**Required task:** Look for the string "point" in every line, and copy each line that has it.

**The data:**
start

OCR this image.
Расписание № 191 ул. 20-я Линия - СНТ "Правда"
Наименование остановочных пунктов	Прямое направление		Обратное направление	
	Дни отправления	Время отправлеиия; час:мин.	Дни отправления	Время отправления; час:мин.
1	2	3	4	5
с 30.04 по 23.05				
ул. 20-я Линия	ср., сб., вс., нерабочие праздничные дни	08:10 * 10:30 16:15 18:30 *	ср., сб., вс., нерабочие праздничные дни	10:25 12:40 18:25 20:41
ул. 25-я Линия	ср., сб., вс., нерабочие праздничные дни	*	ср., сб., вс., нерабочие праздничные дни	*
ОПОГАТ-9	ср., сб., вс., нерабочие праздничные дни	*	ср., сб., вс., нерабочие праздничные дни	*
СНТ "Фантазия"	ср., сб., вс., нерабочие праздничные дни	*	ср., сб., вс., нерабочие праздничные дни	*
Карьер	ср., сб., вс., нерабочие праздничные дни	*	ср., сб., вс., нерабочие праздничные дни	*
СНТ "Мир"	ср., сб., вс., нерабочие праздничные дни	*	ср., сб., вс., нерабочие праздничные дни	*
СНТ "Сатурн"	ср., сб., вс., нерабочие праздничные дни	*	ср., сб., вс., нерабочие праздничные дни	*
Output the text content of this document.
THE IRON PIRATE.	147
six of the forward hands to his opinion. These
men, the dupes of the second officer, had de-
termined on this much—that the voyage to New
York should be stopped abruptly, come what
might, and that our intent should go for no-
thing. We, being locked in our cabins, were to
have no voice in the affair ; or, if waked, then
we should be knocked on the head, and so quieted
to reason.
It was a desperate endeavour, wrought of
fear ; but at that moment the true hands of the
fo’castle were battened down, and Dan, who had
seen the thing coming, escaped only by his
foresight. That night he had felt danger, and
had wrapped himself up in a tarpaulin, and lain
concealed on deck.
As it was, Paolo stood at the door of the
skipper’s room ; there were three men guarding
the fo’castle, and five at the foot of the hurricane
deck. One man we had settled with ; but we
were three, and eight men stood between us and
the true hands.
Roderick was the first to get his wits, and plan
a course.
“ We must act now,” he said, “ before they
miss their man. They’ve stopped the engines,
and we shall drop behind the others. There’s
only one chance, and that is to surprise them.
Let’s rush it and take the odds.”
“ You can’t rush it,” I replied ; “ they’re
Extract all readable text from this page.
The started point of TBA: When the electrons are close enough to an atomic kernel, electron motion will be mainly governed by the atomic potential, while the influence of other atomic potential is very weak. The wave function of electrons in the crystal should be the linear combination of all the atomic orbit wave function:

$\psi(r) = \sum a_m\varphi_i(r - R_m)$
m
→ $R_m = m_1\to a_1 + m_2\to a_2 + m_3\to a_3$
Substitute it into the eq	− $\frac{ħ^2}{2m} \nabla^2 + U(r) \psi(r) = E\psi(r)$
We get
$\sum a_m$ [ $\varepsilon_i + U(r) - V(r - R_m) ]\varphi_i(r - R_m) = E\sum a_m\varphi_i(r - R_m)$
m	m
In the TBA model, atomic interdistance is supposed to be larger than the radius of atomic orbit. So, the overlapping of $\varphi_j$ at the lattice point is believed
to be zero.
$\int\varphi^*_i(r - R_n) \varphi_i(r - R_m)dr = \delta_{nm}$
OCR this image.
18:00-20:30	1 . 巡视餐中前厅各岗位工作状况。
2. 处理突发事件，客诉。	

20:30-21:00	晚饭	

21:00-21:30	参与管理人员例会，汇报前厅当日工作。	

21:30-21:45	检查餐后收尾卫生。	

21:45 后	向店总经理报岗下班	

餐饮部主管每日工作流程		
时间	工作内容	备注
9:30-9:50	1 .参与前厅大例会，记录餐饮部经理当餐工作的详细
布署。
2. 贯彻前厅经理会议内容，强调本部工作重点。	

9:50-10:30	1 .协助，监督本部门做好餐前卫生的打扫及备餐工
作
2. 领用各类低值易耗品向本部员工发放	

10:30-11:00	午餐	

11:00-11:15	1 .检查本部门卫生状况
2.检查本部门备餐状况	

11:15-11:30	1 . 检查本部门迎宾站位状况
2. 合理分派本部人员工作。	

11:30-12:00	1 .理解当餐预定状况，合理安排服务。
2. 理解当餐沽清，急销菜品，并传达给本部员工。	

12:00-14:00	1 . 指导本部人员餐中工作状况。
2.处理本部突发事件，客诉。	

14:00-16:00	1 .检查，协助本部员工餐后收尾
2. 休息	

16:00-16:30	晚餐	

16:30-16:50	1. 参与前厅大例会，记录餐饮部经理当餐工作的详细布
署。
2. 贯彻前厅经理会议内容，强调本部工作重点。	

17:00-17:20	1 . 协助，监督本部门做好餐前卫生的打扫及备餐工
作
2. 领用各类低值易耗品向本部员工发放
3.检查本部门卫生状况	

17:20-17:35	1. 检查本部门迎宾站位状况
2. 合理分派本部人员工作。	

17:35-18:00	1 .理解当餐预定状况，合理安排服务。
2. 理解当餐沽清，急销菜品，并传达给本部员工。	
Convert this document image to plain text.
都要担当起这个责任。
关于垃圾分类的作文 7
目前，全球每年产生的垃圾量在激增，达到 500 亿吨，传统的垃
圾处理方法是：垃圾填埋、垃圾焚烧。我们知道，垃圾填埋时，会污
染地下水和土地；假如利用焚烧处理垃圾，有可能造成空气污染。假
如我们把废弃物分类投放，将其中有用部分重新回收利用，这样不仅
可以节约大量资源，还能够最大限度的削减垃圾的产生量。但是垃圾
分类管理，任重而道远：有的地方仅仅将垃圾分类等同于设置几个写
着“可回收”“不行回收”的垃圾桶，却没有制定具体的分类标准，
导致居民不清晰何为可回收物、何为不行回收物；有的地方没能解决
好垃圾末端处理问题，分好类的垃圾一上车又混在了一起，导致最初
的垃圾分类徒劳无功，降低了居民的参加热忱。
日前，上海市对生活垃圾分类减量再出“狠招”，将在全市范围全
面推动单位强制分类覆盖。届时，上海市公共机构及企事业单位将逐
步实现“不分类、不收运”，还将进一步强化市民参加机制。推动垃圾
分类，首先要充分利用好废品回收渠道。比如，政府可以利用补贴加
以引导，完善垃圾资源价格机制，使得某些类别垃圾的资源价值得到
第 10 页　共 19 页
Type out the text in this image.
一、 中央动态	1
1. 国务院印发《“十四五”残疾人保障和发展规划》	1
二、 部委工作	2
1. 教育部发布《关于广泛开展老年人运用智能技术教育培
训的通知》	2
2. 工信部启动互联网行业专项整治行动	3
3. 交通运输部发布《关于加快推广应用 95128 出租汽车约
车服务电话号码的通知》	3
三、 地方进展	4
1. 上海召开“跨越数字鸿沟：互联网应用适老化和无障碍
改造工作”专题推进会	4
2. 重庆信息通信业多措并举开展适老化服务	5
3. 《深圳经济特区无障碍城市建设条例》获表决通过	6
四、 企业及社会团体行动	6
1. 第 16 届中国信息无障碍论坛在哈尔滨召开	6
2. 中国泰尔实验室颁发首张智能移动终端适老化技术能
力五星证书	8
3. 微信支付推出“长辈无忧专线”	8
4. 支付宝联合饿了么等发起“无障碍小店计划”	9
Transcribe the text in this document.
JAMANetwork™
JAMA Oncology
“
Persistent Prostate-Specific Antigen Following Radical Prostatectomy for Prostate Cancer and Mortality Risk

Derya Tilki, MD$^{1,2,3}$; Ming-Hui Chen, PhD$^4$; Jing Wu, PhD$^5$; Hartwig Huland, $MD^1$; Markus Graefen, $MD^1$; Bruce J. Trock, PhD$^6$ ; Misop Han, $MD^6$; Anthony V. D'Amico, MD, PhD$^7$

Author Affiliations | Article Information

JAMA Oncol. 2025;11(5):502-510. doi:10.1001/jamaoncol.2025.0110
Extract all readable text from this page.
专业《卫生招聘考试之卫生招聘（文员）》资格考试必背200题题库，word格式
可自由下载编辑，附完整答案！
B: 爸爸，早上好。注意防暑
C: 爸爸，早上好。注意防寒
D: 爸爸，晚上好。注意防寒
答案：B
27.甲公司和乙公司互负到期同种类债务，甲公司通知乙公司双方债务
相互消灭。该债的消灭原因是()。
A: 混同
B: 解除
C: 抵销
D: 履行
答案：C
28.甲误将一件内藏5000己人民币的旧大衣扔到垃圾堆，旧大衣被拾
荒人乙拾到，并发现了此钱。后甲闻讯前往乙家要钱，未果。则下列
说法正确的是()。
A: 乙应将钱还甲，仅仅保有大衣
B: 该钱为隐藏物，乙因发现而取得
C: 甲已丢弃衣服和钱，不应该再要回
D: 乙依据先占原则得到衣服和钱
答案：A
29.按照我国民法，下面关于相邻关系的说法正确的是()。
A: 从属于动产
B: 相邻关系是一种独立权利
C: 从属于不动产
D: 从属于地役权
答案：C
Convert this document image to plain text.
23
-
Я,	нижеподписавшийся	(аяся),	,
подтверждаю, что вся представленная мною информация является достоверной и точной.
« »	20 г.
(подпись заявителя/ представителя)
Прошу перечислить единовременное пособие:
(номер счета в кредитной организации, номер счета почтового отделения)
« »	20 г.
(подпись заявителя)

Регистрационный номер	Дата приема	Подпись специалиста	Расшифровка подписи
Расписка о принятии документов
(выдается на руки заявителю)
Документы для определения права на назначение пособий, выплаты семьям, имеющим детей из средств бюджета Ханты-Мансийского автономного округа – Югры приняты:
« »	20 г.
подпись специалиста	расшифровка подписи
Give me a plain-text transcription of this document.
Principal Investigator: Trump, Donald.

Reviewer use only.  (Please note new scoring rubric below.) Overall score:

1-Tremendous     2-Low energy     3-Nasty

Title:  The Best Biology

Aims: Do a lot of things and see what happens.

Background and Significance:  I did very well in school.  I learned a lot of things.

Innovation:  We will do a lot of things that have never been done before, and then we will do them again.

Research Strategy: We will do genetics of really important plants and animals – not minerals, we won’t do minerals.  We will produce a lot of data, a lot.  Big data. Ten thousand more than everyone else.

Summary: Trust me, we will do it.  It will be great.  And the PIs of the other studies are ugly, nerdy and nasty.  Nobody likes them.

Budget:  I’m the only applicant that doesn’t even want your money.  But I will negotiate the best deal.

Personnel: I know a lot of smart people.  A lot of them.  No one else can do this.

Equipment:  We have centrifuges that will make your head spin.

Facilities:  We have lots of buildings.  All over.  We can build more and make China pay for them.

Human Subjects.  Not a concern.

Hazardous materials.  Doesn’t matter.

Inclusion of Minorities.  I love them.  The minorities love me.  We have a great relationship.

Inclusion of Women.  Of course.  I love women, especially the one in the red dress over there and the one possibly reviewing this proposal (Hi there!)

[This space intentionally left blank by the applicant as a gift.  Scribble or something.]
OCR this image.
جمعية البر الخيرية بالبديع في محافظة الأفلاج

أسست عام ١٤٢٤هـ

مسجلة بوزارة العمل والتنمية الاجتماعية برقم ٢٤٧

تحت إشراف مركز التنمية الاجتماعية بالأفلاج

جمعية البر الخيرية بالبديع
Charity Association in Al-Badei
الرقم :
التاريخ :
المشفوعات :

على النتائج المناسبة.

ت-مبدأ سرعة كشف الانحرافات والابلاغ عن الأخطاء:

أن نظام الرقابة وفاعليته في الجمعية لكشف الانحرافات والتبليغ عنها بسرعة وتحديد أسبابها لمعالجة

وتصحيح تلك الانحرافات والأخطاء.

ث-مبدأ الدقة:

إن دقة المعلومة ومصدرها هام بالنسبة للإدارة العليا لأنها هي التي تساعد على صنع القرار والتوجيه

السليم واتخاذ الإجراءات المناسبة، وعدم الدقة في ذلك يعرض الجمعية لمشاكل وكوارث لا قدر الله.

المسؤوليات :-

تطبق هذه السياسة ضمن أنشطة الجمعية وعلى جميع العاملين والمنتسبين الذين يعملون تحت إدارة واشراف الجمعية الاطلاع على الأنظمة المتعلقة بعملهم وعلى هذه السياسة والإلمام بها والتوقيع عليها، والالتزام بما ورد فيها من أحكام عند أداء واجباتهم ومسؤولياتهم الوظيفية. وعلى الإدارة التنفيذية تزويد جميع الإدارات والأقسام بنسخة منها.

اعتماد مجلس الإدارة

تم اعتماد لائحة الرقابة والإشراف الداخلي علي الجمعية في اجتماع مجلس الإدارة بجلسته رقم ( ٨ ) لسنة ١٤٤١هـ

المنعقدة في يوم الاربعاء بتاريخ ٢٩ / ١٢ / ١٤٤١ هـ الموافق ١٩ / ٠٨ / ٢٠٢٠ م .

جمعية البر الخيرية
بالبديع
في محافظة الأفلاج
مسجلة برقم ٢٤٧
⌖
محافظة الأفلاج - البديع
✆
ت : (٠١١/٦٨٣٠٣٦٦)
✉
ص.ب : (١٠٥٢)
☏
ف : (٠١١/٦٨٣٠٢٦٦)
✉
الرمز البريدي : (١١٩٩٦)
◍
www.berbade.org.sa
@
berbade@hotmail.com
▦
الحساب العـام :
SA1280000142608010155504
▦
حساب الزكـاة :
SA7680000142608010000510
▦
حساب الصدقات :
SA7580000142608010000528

end

**Correct response:**
The started point of TBA: When the electrons are close enough to an atomic kernel, electron motion will be mainly governed by the atomic potential, while the influence of other atomic potential is very weak. The wave function of electrons in the crystal should be the linear combination of all the atomic orbit wave function:
In the TBA model, atomic interdistance is supposed to be larger than the radius of atomic orbit. So, the overlapping of $\varphi_j$ at the lattice point is believed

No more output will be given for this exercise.